* [Activity]: From the data below, return all lines holding the string "ylabel".

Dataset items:

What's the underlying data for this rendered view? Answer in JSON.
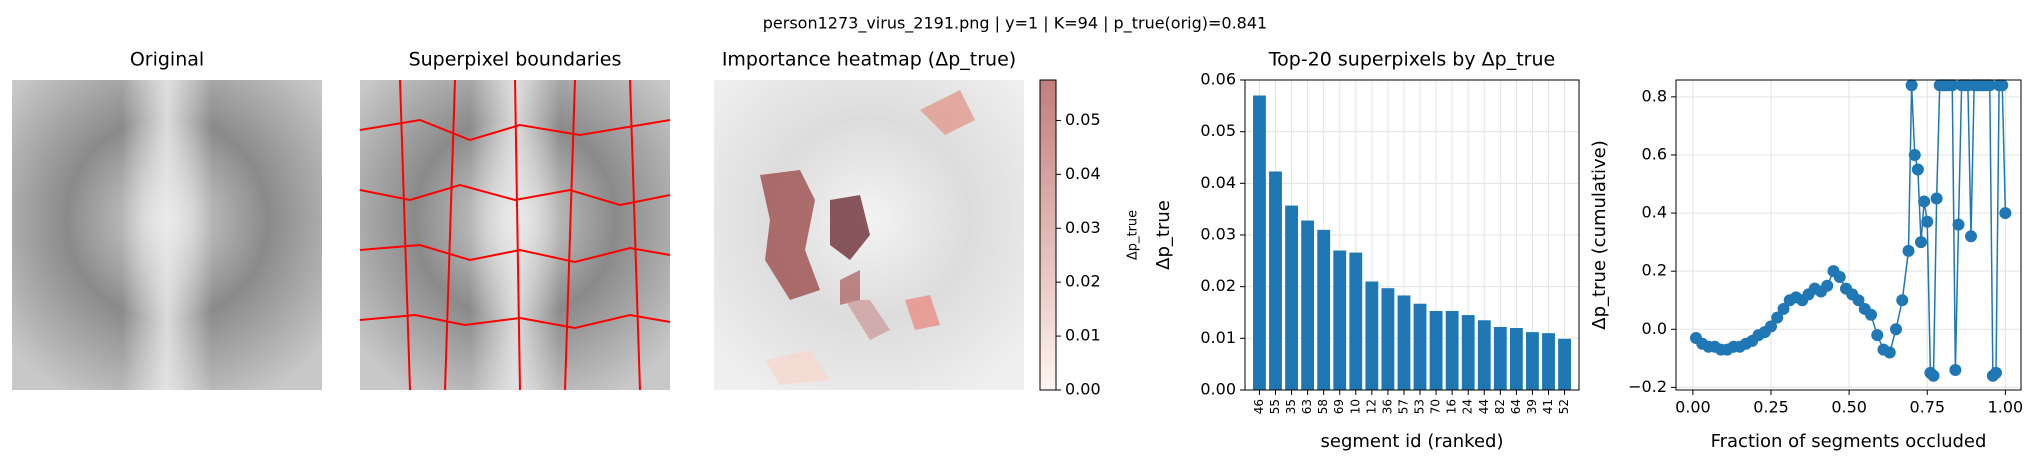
{
  "title": "person1273_virus_2191.png | y=1 | K=94 | p_true(orig)=0.841",
  "chart_data": [
    {
      "type": "image",
      "title": "Original"
    },
    {
      "type": "image",
      "title": "Superpixel boundaries"
    },
    {
      "type": "heatmap",
      "title": "Importance heatmap (Δp_true)",
      "colorbar_label": "Δp_true",
      "cmap": [
        "#fff5f0",
        "#c27d7b"
      ],
      "clim": [
        0,
        0.0575
      ],
      "cticks": [
        {
          "value": 0,
          "label": "0.00"
        },
        {
          "value": 0.01,
          "label": "0.01"
        },
        {
          "value": 0.02,
          "label": "0.02"
        },
        {
          "value": 0.03,
          "label": "0.03"
        },
        {
          "value": 0.04,
          "label": "0.04"
        },
        {
          "value": 0.05,
          "label": "0.05"
        }
      ]
    },
    {
      "type": "bar",
      "title": "Top-20 superpixels by Δp_true",
      "xlabel": "segment id (ranked)",
      "ylabel": "Δp_true",
      "color": "#1f77b4",
      "grid": true,
      "categories": [
        "46",
        "55",
        "35",
        "63",
        "58",
        "69",
        "10",
        "12",
        "36",
        "57",
        "53",
        "70",
        "16",
        "24",
        "44",
        "82",
        "64",
        "39",
        "41",
        "52"
      ],
      "values": [
        0.057,
        0.0423,
        0.0357,
        0.0328,
        0.031,
        0.027,
        0.0266,
        0.021,
        0.0197,
        0.0183,
        0.0167,
        0.0153,
        0.0153,
        0.0145,
        0.0135,
        0.0122,
        0.012,
        0.0112,
        0.011,
        0.0099
      ],
      "ylim": [
        0,
        0.06
      ],
      "yticks": [
        {
          "value": 0,
          "label": "0.00"
        },
        {
          "value": 0.01,
          "label": "0.01"
        },
        {
          "value": 0.02,
          "label": "0.02"
        },
        {
          "value": 0.03,
          "label": "0.03"
        },
        {
          "value": 0.04,
          "label": "0.04"
        },
        {
          "value": 0.05,
          "label": "0.05"
        },
        {
          "value": 0.06,
          "label": "0.06"
        }
      ]
    },
    {
      "type": "line",
      "xlabel": "Fraction of segments occluded",
      "ylabel": "Δp_true (cumulative)",
      "color": "#1f77b4",
      "grid": true,
      "x": [
        0.01,
        0.03,
        0.05,
        0.07,
        0.09,
        0.11,
        0.13,
        0.15,
        0.17,
        0.19,
        0.21,
        0.23,
        0.25,
        0.27,
        0.29,
        0.31,
        0.33,
        0.35,
        0.37,
        0.39,
        0.41,
        0.43,
        0.45,
        0.47,
        0.49,
        0.51,
        0.53,
        0.55,
        0.57,
        0.59,
        0.61,
        0.63,
        0.65,
        0.67,
        0.69,
        0.7,
        0.71,
        0.72,
        0.73,
        0.74,
        0.75,
        0.76,
        0.77,
        0.78,
        0.79,
        0.8,
        0.81,
        0.82,
        0.83,
        0.84,
        0.85,
        0.86,
        0.87,
        0.88,
        0.89,
        0.9,
        0.91,
        0.92,
        0.93,
        0.94,
        0.95,
        0.96,
        0.97,
        0.98,
        0.99,
        1.0
      ],
      "values": [
        -0.03,
        -0.05,
        -0.06,
        -0.06,
        -0.07,
        -0.07,
        -0.06,
        -0.06,
        -0.05,
        -0.04,
        -0.02,
        -0.01,
        0.01,
        0.04,
        0.07,
        0.1,
        0.11,
        0.1,
        0.12,
        0.14,
        0.13,
        0.15,
        0.2,
        0.18,
        0.14,
        0.12,
        0.1,
        0.07,
        0.05,
        -0.02,
        -0.07,
        -0.08,
        0.0,
        0.1,
        0.27,
        0.84,
        0.6,
        0.55,
        0.3,
        0.44,
        0.37,
        -0.15,
        -0.16,
        0.45,
        0.84,
        0.84,
        0.84,
        0.84,
        0.84,
        -0.14,
        0.36,
        0.84,
        0.84,
        0.84,
        0.32,
        0.84,
        0.84,
        0.84,
        0.84,
        0.84,
        0.84,
        -0.16,
        -0.15,
        0.84,
        0.84,
        0.4
      ],
      "xlim": [
        -0.054,
        1.05
      ],
      "ylim": [
        -0.209,
        0.858
      ],
      "xticks": [
        {
          "value": 0,
          "label": "0.00"
        },
        {
          "value": 0.25,
          "label": "0.25"
        },
        {
          "value": 0.5,
          "label": "0.50"
        },
        {
          "value": 0.75,
          "label": "0.75"
        },
        {
          "value": 1,
          "label": "1.00"
        }
      ],
      "yticks": [
        {
          "value": -0.2,
          "label": "−0.2"
        },
        {
          "value": 0,
          "label": "0.0"
        },
        0.2,
        0.4,
        0.6,
        0.8
      ]
    }
  ]
}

* [Result for this exercise]:
      "ylabel": "Δp_true",
      "ylabel": "Δp_true (cumulative)",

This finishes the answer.